### Set exercise
List the entries as a numbered list, leaving out blank lines, starting with the line that contains "blue-series-arrowhead xyxy=(845,196,872,226)" and ending with the line that contains "forecast-value-card: FORECASTED VALUE", both included.

### Records provided
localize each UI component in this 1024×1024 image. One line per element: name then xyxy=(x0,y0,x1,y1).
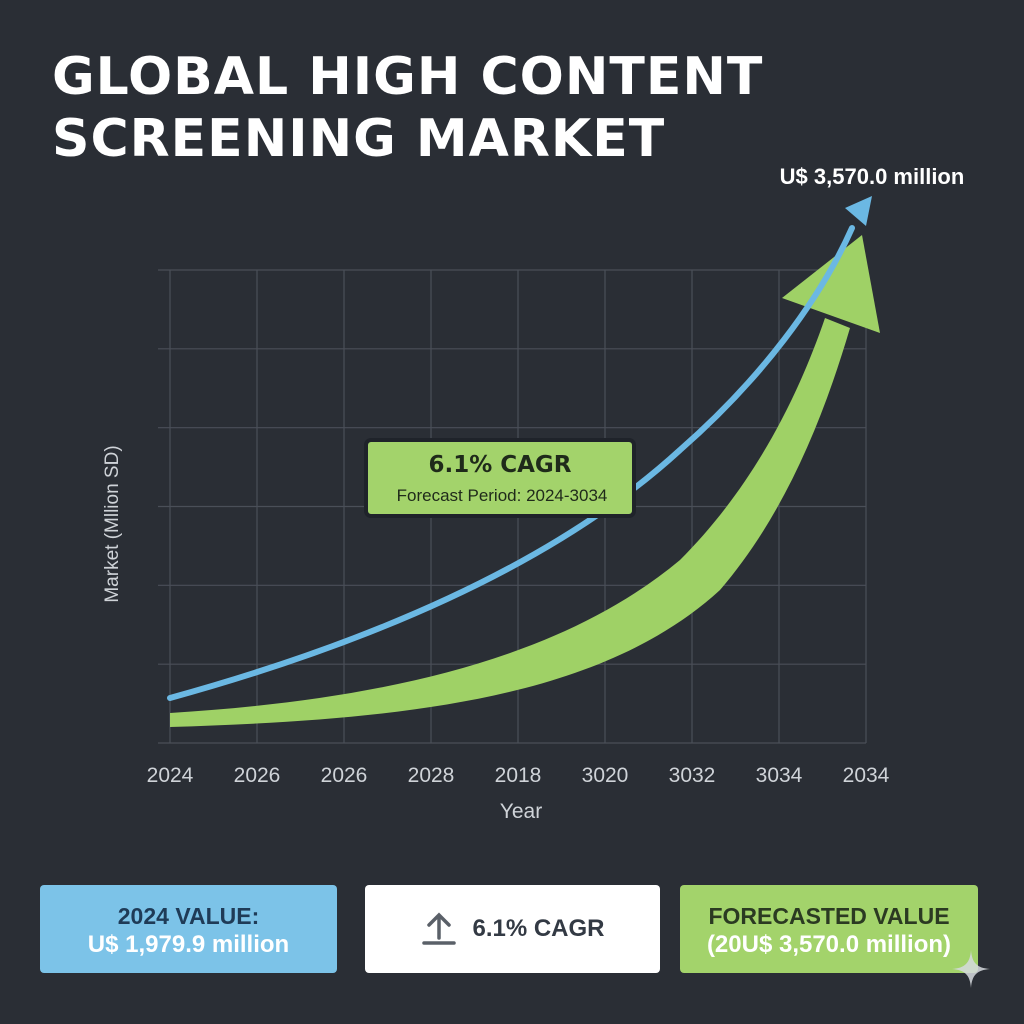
blue-series-arrowhead xyxy=(845,196,872,226)
chart-grid xyxy=(158,269,867,744)
x-tick-label: 2026 xyxy=(234,764,281,787)
x-axis-ticks: 2024 2026 2026 2028 2018 3020 3032 3034 2034 xyxy=(147,764,890,787)
forecast-value-heading: FORECASTED VALUE xyxy=(708,903,950,929)
value-2024-card: 2024 VALUE: U$ 1,979.9 million xyxy=(40,885,337,973)
x-tick-label: 2018 xyxy=(495,764,542,787)
cagr-annotation-subtitle: Forecast Period: 2024-3034 xyxy=(397,486,608,505)
sparkle-icon xyxy=(952,950,990,988)
y-axis-label: Market (Mllion SD) xyxy=(102,445,123,602)
green-series-arrowhead xyxy=(782,235,880,333)
x-tick-label: 2026 xyxy=(321,764,368,787)
upload-arrow-icon xyxy=(422,912,457,945)
x-tick-label: 3034 xyxy=(756,764,803,787)
x-tick-label: 2034 xyxy=(843,764,890,787)
cagr-annotation-box: 6.1% CAGR Forecast Period: 2024-3034 xyxy=(364,438,636,518)
cagr-card: 6.1% CAGR xyxy=(365,885,660,973)
x-tick-label: 3020 xyxy=(582,764,629,787)
x-axis-label: Year xyxy=(500,800,542,823)
cagr-card-label: 6.1% CAGR xyxy=(472,915,605,942)
forecast-end-value-label: U$ 3,570.0 million xyxy=(780,164,965,189)
value-2024-amount: U$ 1,979.9 million xyxy=(87,931,290,958)
x-tick-label: 2024 xyxy=(147,764,194,787)
forecast-value-card: FORECASTED VALUE (20U$ 3,570.0 million) xyxy=(680,885,978,973)
page-title: GLOBAL HIGH CONTENT SCREENING MARKET xyxy=(52,47,764,169)
forecast-value-amount: (20U$ 3,570.0 million) xyxy=(706,931,952,958)
cagr-annotation-title: 6.1% CAGR xyxy=(428,452,571,478)
value-2024-heading: 2024 VALUE: xyxy=(117,903,260,929)
x-tick-label: 2028 xyxy=(408,764,455,787)
x-tick-label: 3032 xyxy=(669,764,716,787)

### Answer to the exercise
1. blue-series-arrowhead xyxy=(845,196,872,226)
2. chart-grid xyxy=(158,269,867,744)
3. x-tick-label: 2026 xyxy=(234,764,281,787)
4. x-axis-ticks: 2024 2026 2026 2028 2018 3020 3032 3034 2034 xyxy=(147,764,890,787)
5. forecast-value-heading: FORECASTED VALUE xyxy=(708,903,950,929)
6. value-2024-card: 2024 VALUE: U$ 1,979.9 million xyxy=(40,885,337,973)
7. x-tick-label: 2018 xyxy=(495,764,542,787)
8. cagr-annotation-subtitle: Forecast Period: 2024-3034 xyxy=(397,486,608,505)
9. sparkle-icon xyxy=(952,950,990,988)
10. y-axis-label: Market (Mllion SD) xyxy=(102,445,123,602)
11. green-series-arrowhead xyxy=(782,235,880,333)
12. x-tick-label: 2026 xyxy=(321,764,368,787)
13. upload-arrow-icon xyxy=(422,912,457,945)
14. x-tick-label: 3034 xyxy=(756,764,803,787)
15. x-tick-label: 2034 xyxy=(843,764,890,787)
16. cagr-annotation-box: 6.1% CAGR Forecast Period: 2024-3034 xyxy=(364,438,636,518)
17. cagr-card: 6.1% CAGR xyxy=(365,885,660,973)
18. x-tick-label: 3020 xyxy=(582,764,629,787)
19. x-axis-label: Year xyxy=(500,800,542,823)
20. cagr-card-label: 6.1% CAGR xyxy=(472,915,605,942)
21. forecast-end-value-label: U$ 3,570.0 million xyxy=(780,164,965,189)
22. value-2024-amount: U$ 1,979.9 million xyxy=(87,931,290,958)
23. x-tick-label: 2024 xyxy=(147,764,194,787)
24. forecast-value-card: FORECASTED VALUE (20U$ 3,570.0 million) xyxy=(680,885,978,973)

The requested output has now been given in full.